◆ Given request: Copy all the material that follows, keeping every character the same.

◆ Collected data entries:
"""

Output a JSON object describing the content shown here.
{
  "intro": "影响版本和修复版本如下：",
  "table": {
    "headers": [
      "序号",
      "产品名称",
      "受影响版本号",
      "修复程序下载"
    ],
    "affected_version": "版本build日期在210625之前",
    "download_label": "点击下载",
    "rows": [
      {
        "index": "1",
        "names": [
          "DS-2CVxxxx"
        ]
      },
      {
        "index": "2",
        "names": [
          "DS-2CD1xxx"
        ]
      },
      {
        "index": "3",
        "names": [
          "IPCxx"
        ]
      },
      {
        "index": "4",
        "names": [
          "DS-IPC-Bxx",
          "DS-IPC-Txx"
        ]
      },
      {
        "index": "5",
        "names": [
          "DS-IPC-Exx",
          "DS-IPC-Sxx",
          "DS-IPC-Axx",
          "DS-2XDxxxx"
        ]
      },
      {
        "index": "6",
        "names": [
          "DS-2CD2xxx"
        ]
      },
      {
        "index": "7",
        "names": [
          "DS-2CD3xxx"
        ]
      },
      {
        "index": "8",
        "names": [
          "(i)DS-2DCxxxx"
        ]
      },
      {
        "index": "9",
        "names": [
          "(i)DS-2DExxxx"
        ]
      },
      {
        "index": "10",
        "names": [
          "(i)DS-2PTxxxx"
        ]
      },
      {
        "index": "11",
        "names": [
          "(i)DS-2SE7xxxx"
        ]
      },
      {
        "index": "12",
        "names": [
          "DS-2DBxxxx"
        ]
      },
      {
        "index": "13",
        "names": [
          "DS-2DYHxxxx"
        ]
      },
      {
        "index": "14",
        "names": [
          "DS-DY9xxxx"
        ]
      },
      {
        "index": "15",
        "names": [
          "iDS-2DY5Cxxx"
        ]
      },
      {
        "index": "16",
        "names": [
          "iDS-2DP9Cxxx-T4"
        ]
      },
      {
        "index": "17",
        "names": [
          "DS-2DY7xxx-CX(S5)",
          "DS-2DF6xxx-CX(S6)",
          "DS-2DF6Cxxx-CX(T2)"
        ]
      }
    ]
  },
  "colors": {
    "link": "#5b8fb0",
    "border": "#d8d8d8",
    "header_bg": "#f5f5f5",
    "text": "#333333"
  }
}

"""

◆ Result of this task:
Output a JSON object describing the content shown here.
{
  "intro": "影响版本和修复版本如下：",
  "table": {
    "headers": [
      "序号",
      "产品名称",
      "受影响版本号",
      "修复程序下载"
    ],
    "affected_version": "版本build日期在210625之前",
    "download_label": "点击下载",
    "rows": [
      {
        "index": "1",
        "names": [
          "DS-2CVxxxx"
        ]
      },
      {
        "index": "2",
        "names": [
          "DS-2CD1xxx"
        ]
      },
      {
        "index": "3",
        "names": [
          "IPCxx"
        ]
      },
      {
        "index": "4",
        "names": [
          "DS-IPC-Bxx",
          "DS-IPC-Txx"
        ]
      },
      {
        "index": "5",
        "names": [
          "DS-IPC-Exx",
          "DS-IPC-Sxx",
          "DS-IPC-Axx",
          "DS-2XDxxxx"
        ]
      },
      {
        "index": "6",
        "names": [
          "DS-2CD2xxx"
        ]
      },
      {
        "index": "7",
        "names": [
          "DS-2CD3xxx"
        ]
      },
      {
        "index": "8",
        "names": [
          "(i)DS-2DCxxxx"
        ]
      },
      {
        "index": "9",
        "names": [
          "(i)DS-2DExxxx"
        ]
      },
      {
        "index": "10",
        "names": [
          "(i)DS-2PTxxxx"
        ]
      },
      {
        "index": "11",
        "names": [
          "(i)DS-2SE7xxxx"
        ]
      },
      {
        "index": "12",
        "names": [
          "DS-2DBxxxx"
        ]
      },
      {
        "index": "13",
        "names": [
          "DS-2DYHxxxx"
        ]
      },
      {
        "index": "14",
        "names": [
          "DS-DY9xxxx"
        ]
      },
      {
        "index": "15",
        "names": [
          "iDS-2DY5Cxxx"
        ]
      },
      {
        "index": "16",
        "names": [
          "iDS-2DP9Cxxx-T4"
        ]
      },
      {
        "index": "17",
        "names": [
          "DS-2DY7xxx-CX(S5)",
          "DS-2DF6xxx-CX(S6)",
          "DS-2DF6Cxxx-CX(T2)"
        ]
      }
    ]
  },
  "colors": {
    "link": "#5b8fb0",
    "border": "#d8d8d8",
    "header_bg": "#f5f5f5",
    "text": "#333333"
  }
}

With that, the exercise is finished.